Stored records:
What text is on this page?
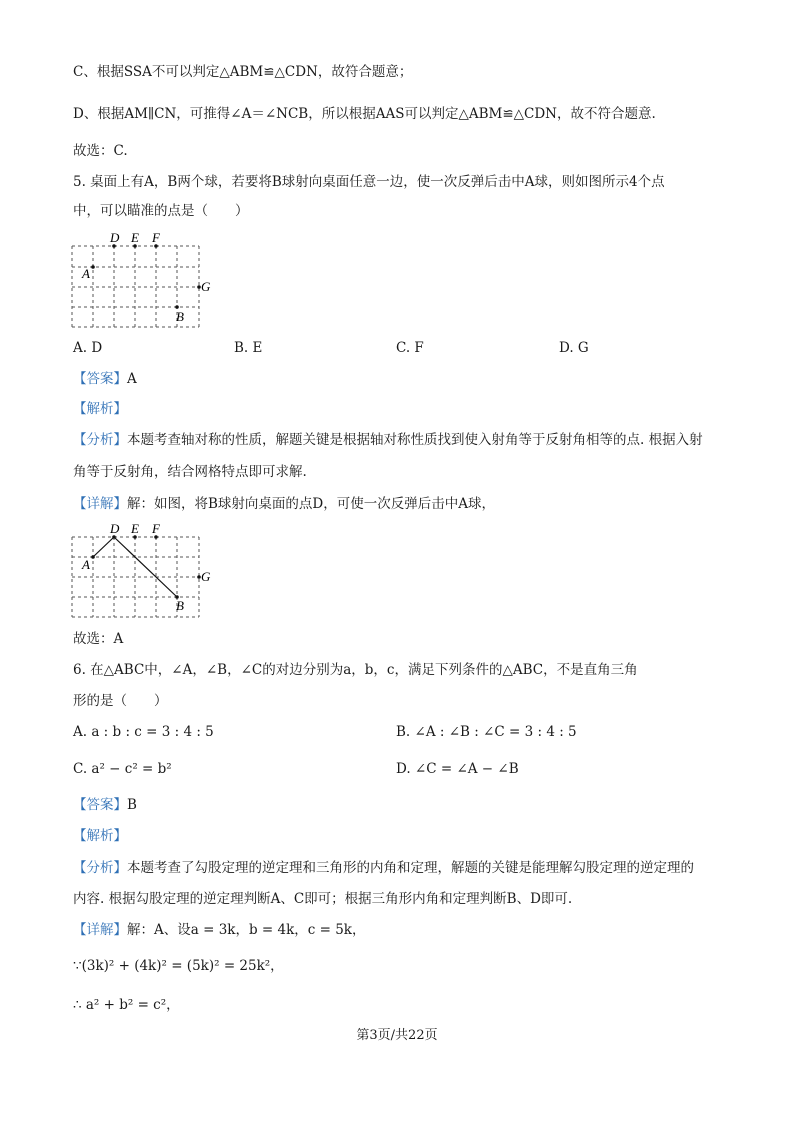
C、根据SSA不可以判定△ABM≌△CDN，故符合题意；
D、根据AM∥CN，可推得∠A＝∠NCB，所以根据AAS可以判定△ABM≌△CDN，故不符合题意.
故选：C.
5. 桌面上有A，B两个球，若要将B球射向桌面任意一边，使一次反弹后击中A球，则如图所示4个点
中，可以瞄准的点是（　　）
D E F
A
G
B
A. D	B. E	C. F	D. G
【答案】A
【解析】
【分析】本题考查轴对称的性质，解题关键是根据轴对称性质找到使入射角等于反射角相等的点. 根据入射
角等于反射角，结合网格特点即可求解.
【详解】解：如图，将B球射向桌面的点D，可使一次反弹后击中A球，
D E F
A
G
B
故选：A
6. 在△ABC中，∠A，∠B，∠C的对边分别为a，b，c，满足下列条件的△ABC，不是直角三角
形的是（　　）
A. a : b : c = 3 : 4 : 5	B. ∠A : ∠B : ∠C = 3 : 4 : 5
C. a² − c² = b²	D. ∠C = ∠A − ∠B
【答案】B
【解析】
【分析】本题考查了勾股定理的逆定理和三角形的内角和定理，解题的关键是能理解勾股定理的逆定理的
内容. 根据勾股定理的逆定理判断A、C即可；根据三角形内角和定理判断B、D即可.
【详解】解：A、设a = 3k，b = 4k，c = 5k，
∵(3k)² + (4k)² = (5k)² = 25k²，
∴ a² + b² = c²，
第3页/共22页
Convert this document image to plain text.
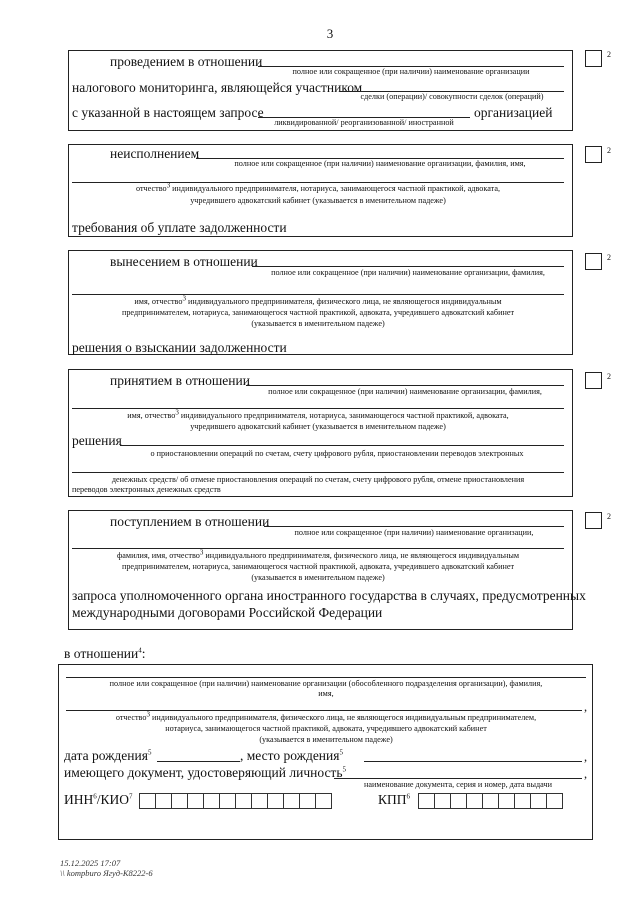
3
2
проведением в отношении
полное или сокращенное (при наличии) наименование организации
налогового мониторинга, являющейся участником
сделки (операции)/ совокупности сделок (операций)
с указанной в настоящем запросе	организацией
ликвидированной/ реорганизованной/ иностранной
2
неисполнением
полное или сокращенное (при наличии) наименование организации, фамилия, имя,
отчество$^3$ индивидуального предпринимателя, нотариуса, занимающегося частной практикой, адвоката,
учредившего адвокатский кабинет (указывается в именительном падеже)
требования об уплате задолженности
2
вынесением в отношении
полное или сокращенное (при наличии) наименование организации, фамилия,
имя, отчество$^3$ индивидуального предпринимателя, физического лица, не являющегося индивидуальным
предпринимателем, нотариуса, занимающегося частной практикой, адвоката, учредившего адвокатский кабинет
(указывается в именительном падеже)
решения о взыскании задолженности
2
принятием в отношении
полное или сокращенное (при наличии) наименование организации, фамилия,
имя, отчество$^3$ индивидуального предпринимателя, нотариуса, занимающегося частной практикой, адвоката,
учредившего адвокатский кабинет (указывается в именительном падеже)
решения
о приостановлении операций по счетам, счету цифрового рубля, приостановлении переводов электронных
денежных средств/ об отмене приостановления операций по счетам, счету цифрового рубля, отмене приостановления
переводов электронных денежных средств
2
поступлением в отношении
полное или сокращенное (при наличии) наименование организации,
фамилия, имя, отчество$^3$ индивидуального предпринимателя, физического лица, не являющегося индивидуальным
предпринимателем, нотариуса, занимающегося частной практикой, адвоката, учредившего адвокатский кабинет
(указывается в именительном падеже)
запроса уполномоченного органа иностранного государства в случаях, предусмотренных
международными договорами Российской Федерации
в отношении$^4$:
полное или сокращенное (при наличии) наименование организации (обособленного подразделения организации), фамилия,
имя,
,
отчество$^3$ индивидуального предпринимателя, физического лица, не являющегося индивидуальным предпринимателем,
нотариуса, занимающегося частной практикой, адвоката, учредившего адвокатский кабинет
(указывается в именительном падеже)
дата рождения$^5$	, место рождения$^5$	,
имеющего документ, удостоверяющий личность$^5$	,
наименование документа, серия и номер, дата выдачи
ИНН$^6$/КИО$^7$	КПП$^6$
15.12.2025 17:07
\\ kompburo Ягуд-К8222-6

Goal: Pull out every line of the entries that includes the word "частной".

Written reply:
отчество$^3$ индивидуального предпринимателя, нотариуса, занимающегося частной практикой, адвоката,
предпринимателем, нотариуса, занимающегося частной практикой, адвоката, учредившего адвокатский кабинет
имя, отчество$^3$ индивидуального предпринимателя, нотариуса, занимающегося частной практикой, адвоката,
предпринимателем, нотариуса, занимающегося частной практикой, адвоката, учредившего адвокатский кабинет
нотариуса, занимающегося частной практикой, адвоката, учредившего адвокатский кабинет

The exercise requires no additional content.